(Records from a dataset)
◆ ◆ ◆ ◆ ◆

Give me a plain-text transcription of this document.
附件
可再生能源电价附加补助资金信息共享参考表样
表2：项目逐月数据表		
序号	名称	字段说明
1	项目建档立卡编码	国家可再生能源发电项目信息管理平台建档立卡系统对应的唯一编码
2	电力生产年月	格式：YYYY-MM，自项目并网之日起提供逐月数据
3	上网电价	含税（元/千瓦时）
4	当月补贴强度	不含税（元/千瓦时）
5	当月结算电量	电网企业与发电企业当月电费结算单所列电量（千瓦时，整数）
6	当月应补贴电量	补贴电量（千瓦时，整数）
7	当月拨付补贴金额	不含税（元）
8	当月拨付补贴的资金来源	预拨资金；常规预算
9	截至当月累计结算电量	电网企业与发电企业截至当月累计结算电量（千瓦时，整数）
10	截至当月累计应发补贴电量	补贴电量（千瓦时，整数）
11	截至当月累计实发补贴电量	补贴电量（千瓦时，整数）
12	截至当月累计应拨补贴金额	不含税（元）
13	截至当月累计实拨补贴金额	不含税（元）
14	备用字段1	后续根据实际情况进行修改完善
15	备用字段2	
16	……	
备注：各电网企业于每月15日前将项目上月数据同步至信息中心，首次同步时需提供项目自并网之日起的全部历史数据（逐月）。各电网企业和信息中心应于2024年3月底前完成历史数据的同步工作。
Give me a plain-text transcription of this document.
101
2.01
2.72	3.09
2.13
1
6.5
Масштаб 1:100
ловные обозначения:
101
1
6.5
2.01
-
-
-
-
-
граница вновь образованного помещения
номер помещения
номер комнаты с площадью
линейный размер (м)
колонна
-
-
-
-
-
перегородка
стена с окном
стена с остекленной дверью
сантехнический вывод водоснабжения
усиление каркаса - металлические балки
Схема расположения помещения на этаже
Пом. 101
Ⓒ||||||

◆ ◆ ◆ ◆ ◆

◆ Goal:
All of the entries must be quoted exactly; please include each one.

◆ Exercise result:
Give me a plain-text transcription of this document.
附件
可再生能源电价附加补助资金信息共享参考表样
表2：项目逐月数据表		
序号	名称	字段说明
1	项目建档立卡编码	国家可再生能源发电项目信息管理平台建档立卡系统对应的唯一编码
2	电力生产年月	格式：YYYY-MM，自项目并网之日起提供逐月数据
3	上网电价	含税（元/千瓦时）
4	当月补贴强度	不含税（元/千瓦时）
5	当月结算电量	电网企业与发电企业当月电费结算单所列电量（千瓦时，整数）
6	当月应补贴电量	补贴电量（千瓦时，整数）
7	当月拨付补贴金额	不含税（元）
8	当月拨付补贴的资金来源	预拨资金；常规预算
9	截至当月累计结算电量	电网企业与发电企业截至当月累计结算电量（千瓦时，整数）
10	截至当月累计应发补贴电量	补贴电量（千瓦时，整数）
11	截至当月累计实发补贴电量	补贴电量（千瓦时，整数）
12	截至当月累计应拨补贴金额	不含税（元）
13	截至当月累计实拨补贴金额	不含税（元）
14	备用字段1	后续根据实际情况进行修改完善
15	备用字段2	
16	……	
备注：各电网企业于每月15日前将项目上月数据同步至信息中心，首次同步时需提供项目自并网之日起的全部历史数据（逐月）。各电网企业和信息中心应于2024年3月底前完成历史数据的同步工作。
Give me a plain-text transcription of this document.
101
2.01
2.72	3.09
2.13
1
6.5
Масштаб 1:100
ловные обозначения:
101
1
6.5
2.01
-
-
-
-
-
граница вновь образованного помещения
номер помещения
номер комнаты с площадью
линейный размер (м)
колонна
-
-
-
-
-
перегородка
стена с окном
стена с остекленной дверью
сантехнический вывод водоснабжения
усиление каркаса - металлические балки
Схема расположения помещения на этаже
Пом. 101
Ⓒ||||||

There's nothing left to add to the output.